YOUR OBJECTIVE:
Show all lines that include the string "Demasiados"; copy each one.

────────────────────────────────────────

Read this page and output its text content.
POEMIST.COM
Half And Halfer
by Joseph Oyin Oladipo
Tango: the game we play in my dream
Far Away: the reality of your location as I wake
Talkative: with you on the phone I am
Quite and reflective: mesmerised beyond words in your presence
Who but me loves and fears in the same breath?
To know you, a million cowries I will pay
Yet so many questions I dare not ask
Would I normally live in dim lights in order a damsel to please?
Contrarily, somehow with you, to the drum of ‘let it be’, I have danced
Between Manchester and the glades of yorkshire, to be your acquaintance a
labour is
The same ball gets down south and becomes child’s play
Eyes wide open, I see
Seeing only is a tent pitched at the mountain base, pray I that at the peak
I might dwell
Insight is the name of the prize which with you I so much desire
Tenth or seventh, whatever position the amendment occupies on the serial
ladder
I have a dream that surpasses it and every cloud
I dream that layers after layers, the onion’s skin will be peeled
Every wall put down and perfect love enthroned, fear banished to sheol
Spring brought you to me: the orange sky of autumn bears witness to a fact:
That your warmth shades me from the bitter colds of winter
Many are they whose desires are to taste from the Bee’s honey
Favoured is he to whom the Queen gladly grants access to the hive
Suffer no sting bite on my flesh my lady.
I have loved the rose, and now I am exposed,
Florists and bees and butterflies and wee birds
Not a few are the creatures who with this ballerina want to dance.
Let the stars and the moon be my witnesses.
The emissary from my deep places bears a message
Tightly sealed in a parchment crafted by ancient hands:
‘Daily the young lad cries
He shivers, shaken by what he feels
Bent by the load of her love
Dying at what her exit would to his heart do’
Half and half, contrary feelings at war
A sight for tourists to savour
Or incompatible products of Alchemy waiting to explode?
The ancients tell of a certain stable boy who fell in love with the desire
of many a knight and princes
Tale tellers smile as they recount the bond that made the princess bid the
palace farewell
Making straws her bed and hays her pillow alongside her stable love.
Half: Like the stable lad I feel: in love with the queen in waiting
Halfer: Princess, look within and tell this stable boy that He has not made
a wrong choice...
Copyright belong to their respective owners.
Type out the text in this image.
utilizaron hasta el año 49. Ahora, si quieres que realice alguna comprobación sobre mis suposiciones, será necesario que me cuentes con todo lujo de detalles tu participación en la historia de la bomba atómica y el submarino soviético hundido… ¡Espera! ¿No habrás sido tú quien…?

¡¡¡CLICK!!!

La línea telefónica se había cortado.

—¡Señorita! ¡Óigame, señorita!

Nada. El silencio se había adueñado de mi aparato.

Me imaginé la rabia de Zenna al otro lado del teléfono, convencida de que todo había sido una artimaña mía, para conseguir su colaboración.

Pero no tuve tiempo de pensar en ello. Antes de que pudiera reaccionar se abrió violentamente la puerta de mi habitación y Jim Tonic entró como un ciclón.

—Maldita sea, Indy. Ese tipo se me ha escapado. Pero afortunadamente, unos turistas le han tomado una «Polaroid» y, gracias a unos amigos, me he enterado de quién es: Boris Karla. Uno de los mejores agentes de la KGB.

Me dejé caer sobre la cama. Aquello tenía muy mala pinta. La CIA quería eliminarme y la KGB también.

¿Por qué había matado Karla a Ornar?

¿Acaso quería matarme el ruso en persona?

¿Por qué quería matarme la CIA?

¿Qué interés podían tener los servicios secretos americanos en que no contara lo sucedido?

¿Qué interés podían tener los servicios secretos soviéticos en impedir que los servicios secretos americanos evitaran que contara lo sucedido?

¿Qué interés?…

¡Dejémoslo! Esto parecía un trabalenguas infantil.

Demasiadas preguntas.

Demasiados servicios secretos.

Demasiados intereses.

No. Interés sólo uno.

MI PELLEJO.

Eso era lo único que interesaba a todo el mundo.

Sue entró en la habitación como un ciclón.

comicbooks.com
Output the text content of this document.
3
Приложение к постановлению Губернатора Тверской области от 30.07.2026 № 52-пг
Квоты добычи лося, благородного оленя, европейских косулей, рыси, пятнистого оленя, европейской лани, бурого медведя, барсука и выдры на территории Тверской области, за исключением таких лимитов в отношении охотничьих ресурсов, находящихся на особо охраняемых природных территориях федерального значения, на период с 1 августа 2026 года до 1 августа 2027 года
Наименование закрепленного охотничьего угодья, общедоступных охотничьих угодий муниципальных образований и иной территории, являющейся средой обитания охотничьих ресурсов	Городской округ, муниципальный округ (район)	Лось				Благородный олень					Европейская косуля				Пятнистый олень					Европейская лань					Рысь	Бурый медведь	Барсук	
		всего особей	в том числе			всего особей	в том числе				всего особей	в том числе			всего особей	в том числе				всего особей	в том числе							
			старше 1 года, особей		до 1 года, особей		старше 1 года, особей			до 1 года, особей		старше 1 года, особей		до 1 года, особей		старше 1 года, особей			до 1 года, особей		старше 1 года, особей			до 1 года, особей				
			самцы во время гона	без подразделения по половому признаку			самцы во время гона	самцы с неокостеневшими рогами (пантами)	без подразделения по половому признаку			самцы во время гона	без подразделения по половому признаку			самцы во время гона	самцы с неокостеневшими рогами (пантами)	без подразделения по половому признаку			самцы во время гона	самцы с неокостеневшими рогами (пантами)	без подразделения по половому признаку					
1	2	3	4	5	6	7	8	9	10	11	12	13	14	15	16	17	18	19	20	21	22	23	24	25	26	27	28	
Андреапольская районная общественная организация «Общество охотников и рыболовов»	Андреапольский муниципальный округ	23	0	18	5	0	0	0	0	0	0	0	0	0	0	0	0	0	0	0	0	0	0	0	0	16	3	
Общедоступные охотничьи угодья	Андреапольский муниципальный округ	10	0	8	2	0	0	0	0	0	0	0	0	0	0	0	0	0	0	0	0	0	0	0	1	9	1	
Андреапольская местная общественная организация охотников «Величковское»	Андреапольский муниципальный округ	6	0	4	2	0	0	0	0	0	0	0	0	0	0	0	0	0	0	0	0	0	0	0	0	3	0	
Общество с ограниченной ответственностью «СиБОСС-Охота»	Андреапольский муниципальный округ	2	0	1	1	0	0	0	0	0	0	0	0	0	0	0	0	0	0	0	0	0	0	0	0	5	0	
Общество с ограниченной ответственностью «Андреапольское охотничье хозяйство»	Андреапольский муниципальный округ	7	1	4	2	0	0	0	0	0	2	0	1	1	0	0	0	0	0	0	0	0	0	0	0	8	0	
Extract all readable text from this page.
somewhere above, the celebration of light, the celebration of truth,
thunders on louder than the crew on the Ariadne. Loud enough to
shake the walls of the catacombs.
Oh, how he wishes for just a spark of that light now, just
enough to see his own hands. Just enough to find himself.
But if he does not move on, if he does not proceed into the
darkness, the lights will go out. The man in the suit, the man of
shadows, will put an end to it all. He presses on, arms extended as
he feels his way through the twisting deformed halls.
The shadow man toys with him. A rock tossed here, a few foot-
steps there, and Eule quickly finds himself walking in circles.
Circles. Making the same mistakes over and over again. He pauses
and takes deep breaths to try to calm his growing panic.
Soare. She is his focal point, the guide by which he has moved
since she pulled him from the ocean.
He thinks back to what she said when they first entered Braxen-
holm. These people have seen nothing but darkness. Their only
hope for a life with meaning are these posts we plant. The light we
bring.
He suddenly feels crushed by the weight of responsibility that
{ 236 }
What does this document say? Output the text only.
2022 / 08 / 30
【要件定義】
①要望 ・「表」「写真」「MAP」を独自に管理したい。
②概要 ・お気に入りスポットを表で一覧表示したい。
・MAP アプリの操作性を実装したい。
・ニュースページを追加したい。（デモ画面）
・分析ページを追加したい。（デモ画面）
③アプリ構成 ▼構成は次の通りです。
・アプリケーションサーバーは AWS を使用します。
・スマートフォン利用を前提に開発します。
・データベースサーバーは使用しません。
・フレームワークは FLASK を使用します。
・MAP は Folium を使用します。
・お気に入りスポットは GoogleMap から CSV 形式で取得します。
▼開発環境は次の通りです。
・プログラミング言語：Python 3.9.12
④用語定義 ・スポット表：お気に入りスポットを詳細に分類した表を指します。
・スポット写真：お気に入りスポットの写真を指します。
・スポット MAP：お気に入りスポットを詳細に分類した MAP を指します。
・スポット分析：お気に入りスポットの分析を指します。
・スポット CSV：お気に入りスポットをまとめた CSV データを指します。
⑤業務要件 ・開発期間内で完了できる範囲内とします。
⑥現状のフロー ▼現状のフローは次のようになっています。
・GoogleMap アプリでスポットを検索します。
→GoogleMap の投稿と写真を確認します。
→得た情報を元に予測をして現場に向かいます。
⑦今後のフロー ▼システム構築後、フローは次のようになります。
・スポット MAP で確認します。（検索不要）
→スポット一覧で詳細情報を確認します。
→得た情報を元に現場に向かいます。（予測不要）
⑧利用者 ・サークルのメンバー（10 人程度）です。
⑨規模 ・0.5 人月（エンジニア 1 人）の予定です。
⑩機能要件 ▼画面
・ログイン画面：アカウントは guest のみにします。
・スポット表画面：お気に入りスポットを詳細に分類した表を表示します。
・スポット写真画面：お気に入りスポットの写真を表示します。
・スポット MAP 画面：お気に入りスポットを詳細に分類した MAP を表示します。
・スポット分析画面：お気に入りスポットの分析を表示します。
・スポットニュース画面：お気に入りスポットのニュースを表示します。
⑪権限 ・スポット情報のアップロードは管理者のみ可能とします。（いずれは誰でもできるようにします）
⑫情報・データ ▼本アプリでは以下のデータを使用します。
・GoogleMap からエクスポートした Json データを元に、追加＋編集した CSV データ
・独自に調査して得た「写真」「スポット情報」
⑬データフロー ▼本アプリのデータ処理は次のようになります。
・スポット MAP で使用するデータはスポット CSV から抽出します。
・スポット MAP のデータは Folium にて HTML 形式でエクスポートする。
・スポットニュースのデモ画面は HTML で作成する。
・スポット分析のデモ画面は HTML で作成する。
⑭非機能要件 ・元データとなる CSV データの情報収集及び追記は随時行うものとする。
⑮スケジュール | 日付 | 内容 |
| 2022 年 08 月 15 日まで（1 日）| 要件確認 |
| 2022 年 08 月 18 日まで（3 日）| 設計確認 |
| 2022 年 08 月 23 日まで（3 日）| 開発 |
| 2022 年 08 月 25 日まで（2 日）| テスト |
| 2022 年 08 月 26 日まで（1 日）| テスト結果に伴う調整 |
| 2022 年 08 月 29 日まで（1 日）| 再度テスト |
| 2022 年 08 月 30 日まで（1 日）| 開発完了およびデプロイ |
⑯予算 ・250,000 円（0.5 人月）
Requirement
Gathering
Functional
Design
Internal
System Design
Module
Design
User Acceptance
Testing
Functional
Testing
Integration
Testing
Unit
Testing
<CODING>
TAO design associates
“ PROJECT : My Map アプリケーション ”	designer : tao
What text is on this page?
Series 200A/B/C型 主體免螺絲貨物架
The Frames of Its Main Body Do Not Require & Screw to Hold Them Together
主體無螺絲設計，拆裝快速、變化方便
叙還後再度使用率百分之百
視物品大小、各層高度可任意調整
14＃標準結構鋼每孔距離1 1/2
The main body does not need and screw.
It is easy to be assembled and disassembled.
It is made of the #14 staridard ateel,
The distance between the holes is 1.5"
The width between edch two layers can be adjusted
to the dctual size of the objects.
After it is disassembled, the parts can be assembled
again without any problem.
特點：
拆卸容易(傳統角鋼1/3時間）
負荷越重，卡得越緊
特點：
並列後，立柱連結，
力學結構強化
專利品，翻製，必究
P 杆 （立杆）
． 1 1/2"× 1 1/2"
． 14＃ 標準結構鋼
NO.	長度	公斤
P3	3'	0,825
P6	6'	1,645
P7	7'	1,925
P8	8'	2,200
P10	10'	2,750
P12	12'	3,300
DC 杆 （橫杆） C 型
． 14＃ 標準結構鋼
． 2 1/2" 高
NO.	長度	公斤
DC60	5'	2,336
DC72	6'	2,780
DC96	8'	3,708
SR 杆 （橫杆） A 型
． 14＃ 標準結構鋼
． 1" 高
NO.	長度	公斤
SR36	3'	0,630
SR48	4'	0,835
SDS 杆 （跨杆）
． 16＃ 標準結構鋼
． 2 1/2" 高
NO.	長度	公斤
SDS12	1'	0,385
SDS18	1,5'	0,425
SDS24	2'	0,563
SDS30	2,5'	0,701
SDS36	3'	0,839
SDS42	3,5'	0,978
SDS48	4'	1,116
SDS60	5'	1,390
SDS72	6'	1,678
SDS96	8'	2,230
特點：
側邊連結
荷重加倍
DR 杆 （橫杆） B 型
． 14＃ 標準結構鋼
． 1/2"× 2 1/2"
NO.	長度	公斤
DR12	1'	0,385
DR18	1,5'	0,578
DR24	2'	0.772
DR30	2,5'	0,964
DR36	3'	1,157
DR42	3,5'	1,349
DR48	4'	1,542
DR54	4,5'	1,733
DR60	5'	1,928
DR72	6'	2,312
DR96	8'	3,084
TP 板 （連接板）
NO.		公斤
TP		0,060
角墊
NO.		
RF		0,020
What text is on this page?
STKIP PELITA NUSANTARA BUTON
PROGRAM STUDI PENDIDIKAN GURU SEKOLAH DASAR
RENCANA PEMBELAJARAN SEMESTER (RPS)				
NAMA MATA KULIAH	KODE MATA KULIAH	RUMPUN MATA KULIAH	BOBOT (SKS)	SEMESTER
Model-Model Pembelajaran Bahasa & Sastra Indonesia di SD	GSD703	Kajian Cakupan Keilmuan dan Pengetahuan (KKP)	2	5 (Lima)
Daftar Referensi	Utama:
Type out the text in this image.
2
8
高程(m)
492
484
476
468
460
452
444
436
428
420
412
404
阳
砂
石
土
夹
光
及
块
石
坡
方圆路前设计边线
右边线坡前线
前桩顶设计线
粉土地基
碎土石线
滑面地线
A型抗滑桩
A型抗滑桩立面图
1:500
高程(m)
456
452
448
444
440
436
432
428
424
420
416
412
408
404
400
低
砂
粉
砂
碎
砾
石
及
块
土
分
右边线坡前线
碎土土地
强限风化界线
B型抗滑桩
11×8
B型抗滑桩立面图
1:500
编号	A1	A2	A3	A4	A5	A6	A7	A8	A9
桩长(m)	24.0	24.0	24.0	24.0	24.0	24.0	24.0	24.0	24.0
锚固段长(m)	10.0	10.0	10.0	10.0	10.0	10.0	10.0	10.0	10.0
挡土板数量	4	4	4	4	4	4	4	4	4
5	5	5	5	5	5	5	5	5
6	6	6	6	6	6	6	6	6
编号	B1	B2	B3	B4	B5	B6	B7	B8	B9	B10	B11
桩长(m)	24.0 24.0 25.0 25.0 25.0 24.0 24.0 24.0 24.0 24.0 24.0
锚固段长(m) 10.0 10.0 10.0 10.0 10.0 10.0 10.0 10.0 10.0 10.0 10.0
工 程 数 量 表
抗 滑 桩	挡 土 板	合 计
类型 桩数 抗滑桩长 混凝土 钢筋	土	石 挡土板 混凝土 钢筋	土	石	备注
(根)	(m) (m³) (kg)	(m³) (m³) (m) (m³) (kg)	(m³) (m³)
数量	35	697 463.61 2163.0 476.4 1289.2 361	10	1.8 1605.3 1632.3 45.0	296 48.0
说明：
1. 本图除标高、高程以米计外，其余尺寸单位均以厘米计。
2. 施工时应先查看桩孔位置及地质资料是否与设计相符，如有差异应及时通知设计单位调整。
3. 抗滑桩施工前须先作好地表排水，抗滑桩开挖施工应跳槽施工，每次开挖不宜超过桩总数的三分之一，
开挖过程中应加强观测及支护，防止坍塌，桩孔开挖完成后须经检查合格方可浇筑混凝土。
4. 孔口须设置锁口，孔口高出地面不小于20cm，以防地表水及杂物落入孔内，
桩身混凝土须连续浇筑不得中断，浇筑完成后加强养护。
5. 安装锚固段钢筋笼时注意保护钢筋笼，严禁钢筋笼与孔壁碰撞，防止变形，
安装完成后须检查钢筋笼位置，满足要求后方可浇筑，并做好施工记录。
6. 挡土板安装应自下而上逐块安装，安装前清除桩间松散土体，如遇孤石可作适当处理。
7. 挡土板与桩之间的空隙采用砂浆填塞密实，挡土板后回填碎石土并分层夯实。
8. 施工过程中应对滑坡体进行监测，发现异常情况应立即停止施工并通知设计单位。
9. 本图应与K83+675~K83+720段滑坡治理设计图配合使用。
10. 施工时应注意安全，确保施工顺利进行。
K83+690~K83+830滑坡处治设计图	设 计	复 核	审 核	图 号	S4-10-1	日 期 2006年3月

────────────────────────────────────────

SOLUTION FOR THIS PROBLEM:
Demasiados servicios secretos.
Demasiados intereses.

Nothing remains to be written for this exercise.